The exercise – Copy every item below verbatim, leaving out the pictures.

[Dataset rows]
------------------------------

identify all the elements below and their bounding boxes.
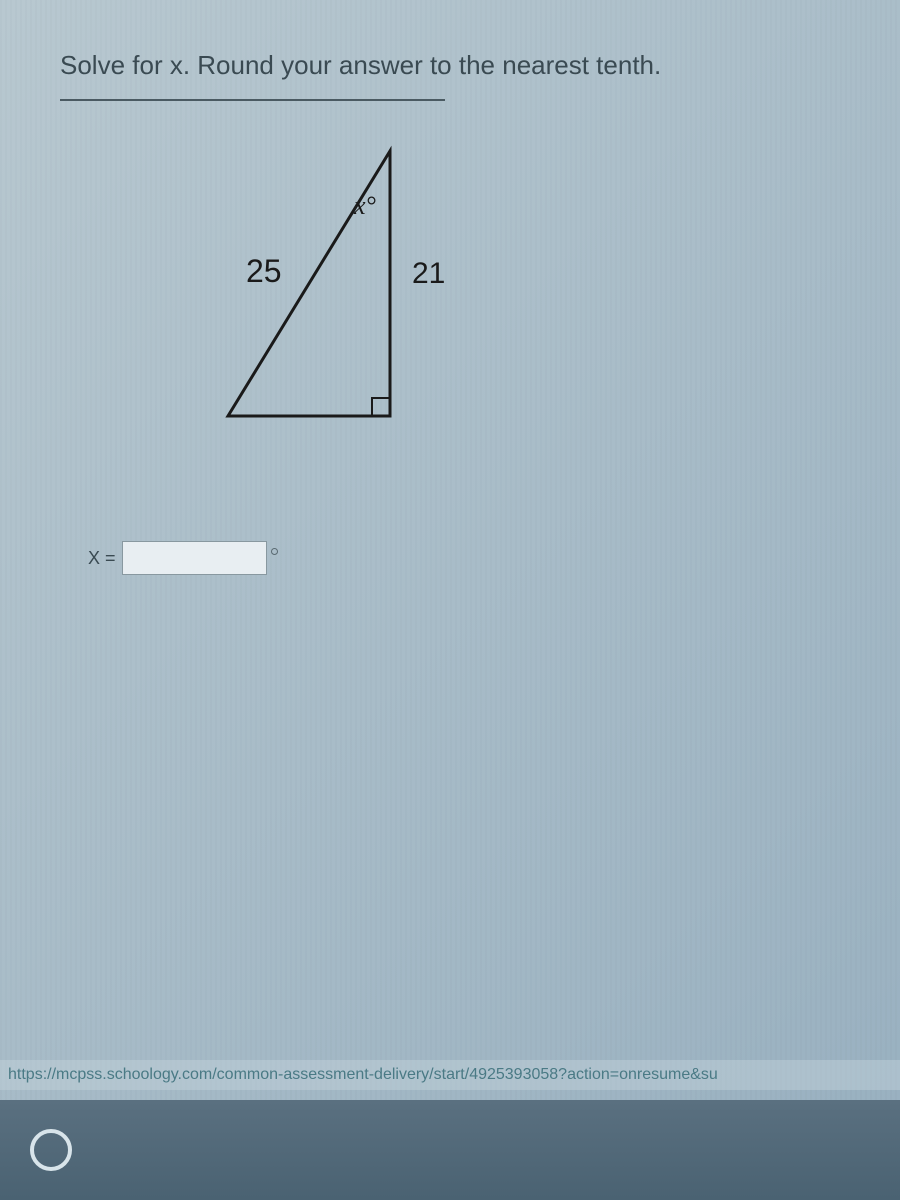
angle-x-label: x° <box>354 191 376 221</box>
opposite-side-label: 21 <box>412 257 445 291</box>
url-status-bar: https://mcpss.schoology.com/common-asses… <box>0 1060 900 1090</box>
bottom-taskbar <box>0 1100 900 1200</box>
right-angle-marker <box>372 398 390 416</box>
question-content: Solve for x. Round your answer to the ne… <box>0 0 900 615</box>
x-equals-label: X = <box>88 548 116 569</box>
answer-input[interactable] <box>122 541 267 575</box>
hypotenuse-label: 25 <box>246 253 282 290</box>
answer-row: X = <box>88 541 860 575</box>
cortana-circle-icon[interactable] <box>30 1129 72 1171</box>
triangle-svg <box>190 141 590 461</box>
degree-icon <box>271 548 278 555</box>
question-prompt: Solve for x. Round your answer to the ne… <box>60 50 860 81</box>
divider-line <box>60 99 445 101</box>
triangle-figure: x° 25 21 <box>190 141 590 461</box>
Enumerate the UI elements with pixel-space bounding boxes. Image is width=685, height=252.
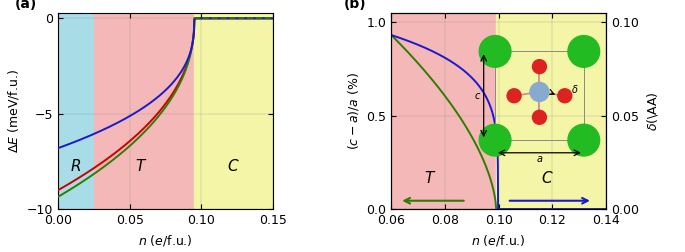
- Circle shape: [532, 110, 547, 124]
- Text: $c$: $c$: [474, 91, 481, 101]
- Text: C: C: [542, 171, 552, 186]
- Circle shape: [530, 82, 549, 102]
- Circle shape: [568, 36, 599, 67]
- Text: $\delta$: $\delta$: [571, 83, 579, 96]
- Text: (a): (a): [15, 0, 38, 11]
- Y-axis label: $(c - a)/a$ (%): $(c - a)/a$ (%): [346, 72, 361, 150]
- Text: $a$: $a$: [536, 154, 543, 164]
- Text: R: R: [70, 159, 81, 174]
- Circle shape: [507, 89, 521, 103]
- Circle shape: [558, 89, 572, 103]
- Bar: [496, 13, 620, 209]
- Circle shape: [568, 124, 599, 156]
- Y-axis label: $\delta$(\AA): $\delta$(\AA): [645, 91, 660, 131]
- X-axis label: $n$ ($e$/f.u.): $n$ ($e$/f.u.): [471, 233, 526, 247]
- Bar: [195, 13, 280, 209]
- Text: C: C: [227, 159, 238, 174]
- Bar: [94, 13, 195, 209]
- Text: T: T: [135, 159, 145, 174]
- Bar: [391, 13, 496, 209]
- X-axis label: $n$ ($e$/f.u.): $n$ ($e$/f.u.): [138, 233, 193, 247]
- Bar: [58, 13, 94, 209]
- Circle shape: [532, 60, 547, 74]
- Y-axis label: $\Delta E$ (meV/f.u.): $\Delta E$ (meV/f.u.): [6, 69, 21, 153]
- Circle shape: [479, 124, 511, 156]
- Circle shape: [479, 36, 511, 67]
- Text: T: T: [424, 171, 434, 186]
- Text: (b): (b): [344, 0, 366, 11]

------------------------------

The answer –
identify all the elements below and their bounding boxes.
angle-x-label: x° <box>354 191 376 221</box>
opposite-side-label: 21 <box>412 257 445 291</box>
url-status-bar: https://mcpss.schoology.com/common-asses… <box>0 1060 900 1090</box>
bottom-taskbar <box>0 1100 900 1200</box>
right-angle-marker <box>372 398 390 416</box>
question-content: Solve for x. Round your answer to the ne… <box>0 0 900 615</box>
x-equals-label: X = <box>88 548 116 569</box>
answer-input[interactable] <box>122 541 267 575</box>
hypotenuse-label: 25 <box>246 253 282 290</box>
answer-row: X = <box>88 541 860 575</box>
cortana-circle-icon[interactable] <box>30 1129 72 1171</box>
triangle-svg <box>190 141 590 461</box>
degree-icon <box>271 548 278 555</box>
question-prompt: Solve for x. Round your answer to the ne… <box>60 50 860 81</box>
divider-line <box>60 99 445 101</box>
triangle-figure: x° 25 21 <box>190 141 590 461</box>
Enumerate the UI elements with pixel-space bounding boxes. Image is width=685, height=252.
- Circle shape: [532, 110, 547, 124]
- Text: $c$: $c$: [474, 91, 481, 101]
- Text: C: C: [542, 171, 552, 186]
- Circle shape: [530, 82, 549, 102]
- Circle shape: [568, 36, 599, 67]
- Text: $\delta$: $\delta$: [571, 83, 579, 96]
- Text: (a): (a): [15, 0, 38, 11]
- Y-axis label: $(c - a)/a$ (%): $(c - a)/a$ (%): [346, 72, 361, 150]
- Text: $a$: $a$: [536, 154, 543, 164]
- Text: R: R: [70, 159, 81, 174]
- Circle shape: [507, 89, 521, 103]
- Circle shape: [558, 89, 572, 103]
- Bar: [496, 13, 620, 209]
- Circle shape: [568, 124, 599, 156]
- Y-axis label: $\delta$(\AA): $\delta$(\AA): [645, 91, 660, 131]
- X-axis label: $n$ ($e$/f.u.): $n$ ($e$/f.u.): [471, 233, 526, 247]
- Bar: [195, 13, 280, 209]
- Text: C: C: [227, 159, 238, 174]
- Bar: [94, 13, 195, 209]
- Text: T: T: [135, 159, 145, 174]
- Bar: [391, 13, 496, 209]
- X-axis label: $n$ ($e$/f.u.): $n$ ($e$/f.u.): [138, 233, 193, 247]
- Bar: [58, 13, 94, 209]
- Circle shape: [532, 60, 547, 74]
- Y-axis label: $\Delta E$ (meV/f.u.): $\Delta E$ (meV/f.u.): [6, 69, 21, 153]
- Circle shape: [479, 124, 511, 156]
- Circle shape: [479, 36, 511, 67]
- Text: T: T: [424, 171, 434, 186]
- Text: (b): (b): [344, 0, 366, 11]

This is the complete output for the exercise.